[Start INFORMATION PROVIDED]
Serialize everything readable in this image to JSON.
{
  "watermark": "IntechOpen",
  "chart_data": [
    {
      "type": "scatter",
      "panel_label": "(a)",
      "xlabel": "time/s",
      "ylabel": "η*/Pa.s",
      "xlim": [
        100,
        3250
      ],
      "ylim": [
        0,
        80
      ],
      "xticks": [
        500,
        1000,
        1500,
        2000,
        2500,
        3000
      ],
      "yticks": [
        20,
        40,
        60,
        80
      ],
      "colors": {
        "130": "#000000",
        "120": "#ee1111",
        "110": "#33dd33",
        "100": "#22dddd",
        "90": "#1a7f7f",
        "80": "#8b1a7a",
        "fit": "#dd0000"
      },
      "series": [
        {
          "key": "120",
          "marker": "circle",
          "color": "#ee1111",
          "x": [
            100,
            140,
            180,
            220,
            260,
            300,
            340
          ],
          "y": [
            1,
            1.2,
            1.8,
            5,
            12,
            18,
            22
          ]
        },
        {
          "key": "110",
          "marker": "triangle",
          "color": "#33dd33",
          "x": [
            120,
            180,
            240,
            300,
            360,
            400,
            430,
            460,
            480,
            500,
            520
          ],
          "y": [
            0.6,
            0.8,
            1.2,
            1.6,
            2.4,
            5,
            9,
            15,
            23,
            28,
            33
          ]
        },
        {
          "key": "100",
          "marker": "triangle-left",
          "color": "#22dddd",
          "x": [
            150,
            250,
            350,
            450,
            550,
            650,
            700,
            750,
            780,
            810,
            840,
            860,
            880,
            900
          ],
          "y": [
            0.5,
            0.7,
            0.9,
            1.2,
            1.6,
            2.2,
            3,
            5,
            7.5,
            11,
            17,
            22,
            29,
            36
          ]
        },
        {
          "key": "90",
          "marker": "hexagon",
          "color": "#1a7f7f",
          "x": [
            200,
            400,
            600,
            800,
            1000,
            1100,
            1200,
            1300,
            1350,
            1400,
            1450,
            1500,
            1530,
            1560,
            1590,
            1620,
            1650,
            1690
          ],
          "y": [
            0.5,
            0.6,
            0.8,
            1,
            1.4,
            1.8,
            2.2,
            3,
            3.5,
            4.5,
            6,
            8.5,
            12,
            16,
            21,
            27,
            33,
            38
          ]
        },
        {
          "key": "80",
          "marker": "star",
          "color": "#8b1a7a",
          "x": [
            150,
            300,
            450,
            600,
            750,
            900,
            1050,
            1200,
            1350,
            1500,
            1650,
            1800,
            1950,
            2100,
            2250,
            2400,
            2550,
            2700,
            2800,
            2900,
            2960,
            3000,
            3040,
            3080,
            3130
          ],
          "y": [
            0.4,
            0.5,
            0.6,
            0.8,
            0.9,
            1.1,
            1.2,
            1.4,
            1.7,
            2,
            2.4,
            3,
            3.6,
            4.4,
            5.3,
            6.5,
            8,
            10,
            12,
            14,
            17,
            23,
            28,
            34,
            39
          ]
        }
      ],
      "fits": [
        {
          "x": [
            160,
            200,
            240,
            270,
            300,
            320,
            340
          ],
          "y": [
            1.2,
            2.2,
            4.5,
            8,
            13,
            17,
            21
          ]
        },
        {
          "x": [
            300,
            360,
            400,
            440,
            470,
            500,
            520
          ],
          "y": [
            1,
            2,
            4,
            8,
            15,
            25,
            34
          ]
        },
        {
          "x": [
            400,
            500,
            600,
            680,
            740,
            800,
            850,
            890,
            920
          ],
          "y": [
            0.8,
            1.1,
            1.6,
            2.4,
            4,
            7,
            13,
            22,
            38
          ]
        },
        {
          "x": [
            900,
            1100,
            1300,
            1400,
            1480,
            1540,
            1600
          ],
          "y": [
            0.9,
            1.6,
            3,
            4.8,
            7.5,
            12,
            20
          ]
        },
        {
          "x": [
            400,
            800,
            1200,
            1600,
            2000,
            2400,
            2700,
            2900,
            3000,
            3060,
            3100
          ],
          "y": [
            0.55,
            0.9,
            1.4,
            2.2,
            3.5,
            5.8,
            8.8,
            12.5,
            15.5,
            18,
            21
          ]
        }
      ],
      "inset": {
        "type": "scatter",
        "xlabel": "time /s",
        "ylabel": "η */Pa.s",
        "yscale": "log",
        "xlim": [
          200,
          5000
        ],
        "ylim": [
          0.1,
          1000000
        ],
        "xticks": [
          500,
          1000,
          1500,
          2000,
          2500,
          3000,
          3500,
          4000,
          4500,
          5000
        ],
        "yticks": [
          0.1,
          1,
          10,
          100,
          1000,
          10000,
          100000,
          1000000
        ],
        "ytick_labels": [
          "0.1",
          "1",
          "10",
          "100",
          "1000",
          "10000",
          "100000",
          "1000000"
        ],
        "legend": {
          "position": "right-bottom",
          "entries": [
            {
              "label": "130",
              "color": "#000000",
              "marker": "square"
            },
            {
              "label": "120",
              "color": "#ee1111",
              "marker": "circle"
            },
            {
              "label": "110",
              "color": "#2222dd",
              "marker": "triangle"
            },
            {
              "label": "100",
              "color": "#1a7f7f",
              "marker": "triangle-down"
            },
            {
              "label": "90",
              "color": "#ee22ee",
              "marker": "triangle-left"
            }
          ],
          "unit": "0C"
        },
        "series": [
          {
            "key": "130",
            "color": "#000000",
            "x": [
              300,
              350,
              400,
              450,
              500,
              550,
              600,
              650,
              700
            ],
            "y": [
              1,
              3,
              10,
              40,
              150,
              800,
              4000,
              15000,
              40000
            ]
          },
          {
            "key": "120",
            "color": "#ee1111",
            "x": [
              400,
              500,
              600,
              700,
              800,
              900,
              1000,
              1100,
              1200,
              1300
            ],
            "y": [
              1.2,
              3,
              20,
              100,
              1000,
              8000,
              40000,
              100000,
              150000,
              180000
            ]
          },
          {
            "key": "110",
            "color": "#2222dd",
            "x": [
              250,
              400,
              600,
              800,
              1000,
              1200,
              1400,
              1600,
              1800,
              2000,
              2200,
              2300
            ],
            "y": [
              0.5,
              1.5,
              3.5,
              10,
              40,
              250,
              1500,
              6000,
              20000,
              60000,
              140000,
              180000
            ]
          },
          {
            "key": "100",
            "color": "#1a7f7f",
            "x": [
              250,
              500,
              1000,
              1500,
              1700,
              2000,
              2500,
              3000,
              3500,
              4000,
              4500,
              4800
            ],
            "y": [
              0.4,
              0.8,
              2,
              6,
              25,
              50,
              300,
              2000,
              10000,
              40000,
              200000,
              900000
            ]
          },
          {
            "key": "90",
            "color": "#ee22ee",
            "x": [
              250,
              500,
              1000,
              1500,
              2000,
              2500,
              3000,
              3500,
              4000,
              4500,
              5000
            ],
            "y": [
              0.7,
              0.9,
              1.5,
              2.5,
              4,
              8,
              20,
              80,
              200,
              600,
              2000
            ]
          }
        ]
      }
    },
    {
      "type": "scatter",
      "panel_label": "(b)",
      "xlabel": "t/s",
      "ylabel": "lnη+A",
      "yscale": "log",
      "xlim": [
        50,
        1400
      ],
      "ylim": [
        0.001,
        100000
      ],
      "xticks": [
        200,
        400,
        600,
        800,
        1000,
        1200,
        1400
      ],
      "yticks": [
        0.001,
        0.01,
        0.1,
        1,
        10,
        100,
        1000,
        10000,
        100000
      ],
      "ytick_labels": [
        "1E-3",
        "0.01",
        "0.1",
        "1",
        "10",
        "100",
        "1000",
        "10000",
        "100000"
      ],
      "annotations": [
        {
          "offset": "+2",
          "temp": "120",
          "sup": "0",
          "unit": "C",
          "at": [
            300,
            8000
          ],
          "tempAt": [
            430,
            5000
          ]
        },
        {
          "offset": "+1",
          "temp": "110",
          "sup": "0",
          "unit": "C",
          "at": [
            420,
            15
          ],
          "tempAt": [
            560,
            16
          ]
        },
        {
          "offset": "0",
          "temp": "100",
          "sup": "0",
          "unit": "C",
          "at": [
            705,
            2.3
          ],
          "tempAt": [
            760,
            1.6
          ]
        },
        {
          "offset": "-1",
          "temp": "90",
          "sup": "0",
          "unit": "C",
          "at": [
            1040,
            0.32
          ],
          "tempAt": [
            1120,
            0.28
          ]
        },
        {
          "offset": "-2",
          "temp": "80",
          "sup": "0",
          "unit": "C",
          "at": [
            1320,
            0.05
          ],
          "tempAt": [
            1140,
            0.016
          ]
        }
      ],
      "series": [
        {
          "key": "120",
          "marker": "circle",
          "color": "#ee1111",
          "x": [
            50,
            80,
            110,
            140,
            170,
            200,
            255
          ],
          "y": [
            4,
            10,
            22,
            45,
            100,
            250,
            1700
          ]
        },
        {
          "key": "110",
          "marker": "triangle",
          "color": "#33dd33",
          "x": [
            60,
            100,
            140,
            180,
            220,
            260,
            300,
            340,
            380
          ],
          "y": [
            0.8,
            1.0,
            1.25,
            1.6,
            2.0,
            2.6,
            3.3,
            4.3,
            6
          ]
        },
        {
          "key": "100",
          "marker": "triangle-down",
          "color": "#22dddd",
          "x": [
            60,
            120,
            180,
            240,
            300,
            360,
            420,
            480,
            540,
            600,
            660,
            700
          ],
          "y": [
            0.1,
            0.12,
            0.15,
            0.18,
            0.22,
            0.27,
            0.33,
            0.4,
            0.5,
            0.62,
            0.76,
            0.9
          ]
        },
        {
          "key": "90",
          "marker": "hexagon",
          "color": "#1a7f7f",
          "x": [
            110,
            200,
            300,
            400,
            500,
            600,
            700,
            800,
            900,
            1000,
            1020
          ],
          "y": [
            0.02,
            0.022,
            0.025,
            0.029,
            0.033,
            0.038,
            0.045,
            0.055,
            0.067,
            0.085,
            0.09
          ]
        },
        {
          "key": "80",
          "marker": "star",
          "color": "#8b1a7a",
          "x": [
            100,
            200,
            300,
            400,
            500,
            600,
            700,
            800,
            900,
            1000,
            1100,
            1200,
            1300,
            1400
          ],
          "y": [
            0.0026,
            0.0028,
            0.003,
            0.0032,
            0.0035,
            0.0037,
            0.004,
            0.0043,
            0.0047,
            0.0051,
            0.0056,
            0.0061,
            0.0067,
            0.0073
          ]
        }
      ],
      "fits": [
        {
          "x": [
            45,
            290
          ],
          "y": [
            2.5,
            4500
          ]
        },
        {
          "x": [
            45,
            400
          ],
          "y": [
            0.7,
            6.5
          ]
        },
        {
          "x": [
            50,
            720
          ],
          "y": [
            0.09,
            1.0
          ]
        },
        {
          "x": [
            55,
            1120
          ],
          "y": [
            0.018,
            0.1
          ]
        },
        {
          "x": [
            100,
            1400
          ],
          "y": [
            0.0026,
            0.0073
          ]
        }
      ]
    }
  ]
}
[End INFORMATION PROVIDED]
EXERCISE DESCRIPTION:
Copy out each line of the records where the string "triangle" appears.

EXERCISE OUTPUT:
          "marker": "triangle",
          "marker": "triangle-left",
              "marker": "triangle"
              "marker": "triangle-down"
              "marker": "triangle-left"
          "marker": "triangle",
          "marker": "triangle-down",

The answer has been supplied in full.